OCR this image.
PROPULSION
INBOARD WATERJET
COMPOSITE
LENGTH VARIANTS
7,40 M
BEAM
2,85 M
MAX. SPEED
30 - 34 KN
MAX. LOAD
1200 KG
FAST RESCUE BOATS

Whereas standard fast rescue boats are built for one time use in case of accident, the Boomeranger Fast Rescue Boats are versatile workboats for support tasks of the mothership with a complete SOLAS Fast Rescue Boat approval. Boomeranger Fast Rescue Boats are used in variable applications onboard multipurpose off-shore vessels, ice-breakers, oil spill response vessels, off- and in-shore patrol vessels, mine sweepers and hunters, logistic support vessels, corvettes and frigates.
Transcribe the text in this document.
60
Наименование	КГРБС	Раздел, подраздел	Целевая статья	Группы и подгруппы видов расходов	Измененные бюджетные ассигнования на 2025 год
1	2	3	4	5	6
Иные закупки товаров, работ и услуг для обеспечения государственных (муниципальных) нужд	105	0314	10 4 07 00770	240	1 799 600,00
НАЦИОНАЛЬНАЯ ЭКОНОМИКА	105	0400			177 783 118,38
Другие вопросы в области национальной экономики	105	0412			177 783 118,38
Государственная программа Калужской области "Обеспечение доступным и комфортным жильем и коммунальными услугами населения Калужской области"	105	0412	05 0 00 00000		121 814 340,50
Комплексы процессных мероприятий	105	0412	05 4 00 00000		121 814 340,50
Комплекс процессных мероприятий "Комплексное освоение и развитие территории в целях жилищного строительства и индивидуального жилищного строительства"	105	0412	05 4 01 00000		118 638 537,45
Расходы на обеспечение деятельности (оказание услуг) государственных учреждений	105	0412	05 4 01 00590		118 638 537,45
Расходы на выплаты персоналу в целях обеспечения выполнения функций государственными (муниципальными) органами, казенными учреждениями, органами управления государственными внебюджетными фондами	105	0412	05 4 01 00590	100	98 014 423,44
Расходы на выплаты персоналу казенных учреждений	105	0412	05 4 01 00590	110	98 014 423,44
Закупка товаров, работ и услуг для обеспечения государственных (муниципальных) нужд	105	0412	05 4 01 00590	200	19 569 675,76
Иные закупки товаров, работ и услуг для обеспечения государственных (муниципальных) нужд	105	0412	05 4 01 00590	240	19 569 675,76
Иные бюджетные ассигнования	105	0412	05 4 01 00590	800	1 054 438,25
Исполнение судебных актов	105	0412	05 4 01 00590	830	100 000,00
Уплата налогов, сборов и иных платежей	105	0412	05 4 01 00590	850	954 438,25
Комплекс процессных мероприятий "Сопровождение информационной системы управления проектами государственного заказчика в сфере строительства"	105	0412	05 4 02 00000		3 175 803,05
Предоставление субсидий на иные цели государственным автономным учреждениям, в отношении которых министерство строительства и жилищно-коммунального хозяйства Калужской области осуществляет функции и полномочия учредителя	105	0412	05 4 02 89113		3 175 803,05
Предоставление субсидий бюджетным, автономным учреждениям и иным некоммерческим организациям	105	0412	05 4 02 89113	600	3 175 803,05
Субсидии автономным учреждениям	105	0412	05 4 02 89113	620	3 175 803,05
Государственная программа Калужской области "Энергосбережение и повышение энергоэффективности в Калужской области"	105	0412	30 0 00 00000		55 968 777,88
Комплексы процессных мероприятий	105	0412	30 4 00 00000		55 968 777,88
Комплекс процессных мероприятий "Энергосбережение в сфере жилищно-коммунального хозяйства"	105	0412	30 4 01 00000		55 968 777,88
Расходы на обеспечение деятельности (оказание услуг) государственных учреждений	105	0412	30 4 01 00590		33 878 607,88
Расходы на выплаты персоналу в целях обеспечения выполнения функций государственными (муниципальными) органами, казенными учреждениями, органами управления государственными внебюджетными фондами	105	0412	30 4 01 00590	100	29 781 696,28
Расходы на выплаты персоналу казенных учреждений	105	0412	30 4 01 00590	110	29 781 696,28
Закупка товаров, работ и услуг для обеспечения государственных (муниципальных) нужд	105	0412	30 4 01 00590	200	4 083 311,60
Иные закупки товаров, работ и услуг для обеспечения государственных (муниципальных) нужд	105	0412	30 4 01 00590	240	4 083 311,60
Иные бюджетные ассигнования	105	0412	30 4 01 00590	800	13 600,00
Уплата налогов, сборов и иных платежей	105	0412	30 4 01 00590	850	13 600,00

- [Task requirements] Quote every line of the data, word for word.

- [Task answer]
OCR this image.
PROPULSION
INBOARD WATERJET
COMPOSITE
LENGTH VARIANTS
7,40 M
BEAM
2,85 M
MAX. SPEED
30 - 34 KN
MAX. LOAD
1200 KG
FAST RESCUE BOATS

Whereas standard fast rescue boats are built for one time use in case of accident, the Boomeranger Fast Rescue Boats are versatile workboats for support tasks of the mothership with a complete SOLAS Fast Rescue Boat approval. Boomeranger Fast Rescue Boats are used in variable applications onboard multipurpose off-shore vessels, ice-breakers, oil spill response vessels, off- and in-shore patrol vessels, mine sweepers and hunters, logistic support vessels, corvettes and frigates.
Transcribe the text in this document.
60
Наименование	КГРБС	Раздел, подраздел	Целевая статья	Группы и подгруппы видов расходов	Измененные бюджетные ассигнования на 2025 год
1	2	3	4	5	6
Иные закупки товаров, работ и услуг для обеспечения государственных (муниципальных) нужд	105	0314	10 4 07 00770	240	1 799 600,00
НАЦИОНАЛЬНАЯ ЭКОНОМИКА	105	0400			177 783 118,38
Другие вопросы в области национальной экономики	105	0412			177 783 118,38
Государственная программа Калужской области "Обеспечение доступным и комфортным жильем и коммунальными услугами населения Калужской области"	105	0412	05 0 00 00000		121 814 340,50
Комплексы процессных мероприятий	105	0412	05 4 00 00000		121 814 340,50
Комплекс процессных мероприятий "Комплексное освоение и развитие территории в целях жилищного строительства и индивидуального жилищного строительства"	105	0412	05 4 01 00000		118 638 537,45
Расходы на обеспечение деятельности (оказание услуг) государственных учреждений	105	0412	05 4 01 00590		118 638 537,45
Расходы на выплаты персоналу в целях обеспечения выполнения функций государственными (муниципальными) органами, казенными учреждениями, органами управления государственными внебюджетными фондами	105	0412	05 4 01 00590	100	98 014 423,44
Расходы на выплаты персоналу казенных учреждений	105	0412	05 4 01 00590	110	98 014 423,44
Закупка товаров, работ и услуг для обеспечения государственных (муниципальных) нужд	105	0412	05 4 01 00590	200	19 569 675,76
Иные закупки товаров, работ и услуг для обеспечения государственных (муниципальных) нужд	105	0412	05 4 01 00590	240	19 569 675,76
Иные бюджетные ассигнования	105	0412	05 4 01 00590	800	1 054 438,25
Исполнение судебных актов	105	0412	05 4 01 00590	830	100 000,00
Уплата налогов, сборов и иных платежей	105	0412	05 4 01 00590	850	954 438,25
Комплекс процессных мероприятий "Сопровождение информационной системы управления проектами государственного заказчика в сфере строительства"	105	0412	05 4 02 00000		3 175 803,05
Предоставление субсидий на иные цели государственным автономным учреждениям, в отношении которых министерство строительства и жилищно-коммунального хозяйства Калужской области осуществляет функции и полномочия учредителя	105	0412	05 4 02 89113		3 175 803,05
Предоставление субсидий бюджетным, автономным учреждениям и иным некоммерческим организациям	105	0412	05 4 02 89113	600	3 175 803,05
Субсидии автономным учреждениям	105	0412	05 4 02 89113	620	3 175 803,05
Государственная программа Калужской области "Энергосбережение и повышение энергоэффективности в Калужской области"	105	0412	30 0 00 00000		55 968 777,88
Комплексы процессных мероприятий	105	0412	30 4 00 00000		55 968 777,88
Комплекс процессных мероприятий "Энергосбережение в сфере жилищно-коммунального хозяйства"	105	0412	30 4 01 00000		55 968 777,88
Расходы на обеспечение деятельности (оказание услуг) государственных учреждений	105	0412	30 4 01 00590		33 878 607,88
Расходы на выплаты персоналу в целях обеспечения выполнения функций государственными (муниципальными) органами, казенными учреждениями, органами управления государственными внебюджетными фондами	105	0412	30 4 01 00590	100	29 781 696,28
Расходы на выплаты персоналу казенных учреждений	105	0412	30 4 01 00590	110	29 781 696,28
Закупка товаров, работ и услуг для обеспечения государственных (муниципальных) нужд	105	0412	30 4 01 00590	200	4 083 311,60
Иные закупки товаров, работ и услуг для обеспечения государственных (муниципальных) нужд	105	0412	30 4 01 00590	240	4 083 311,60
Иные бюджетные ассигнования	105	0412	30 4 01 00590	800	13 600,00
Уплата налогов, сборов и иных платежей	105	0412	30 4 01 00590	850	13 600,00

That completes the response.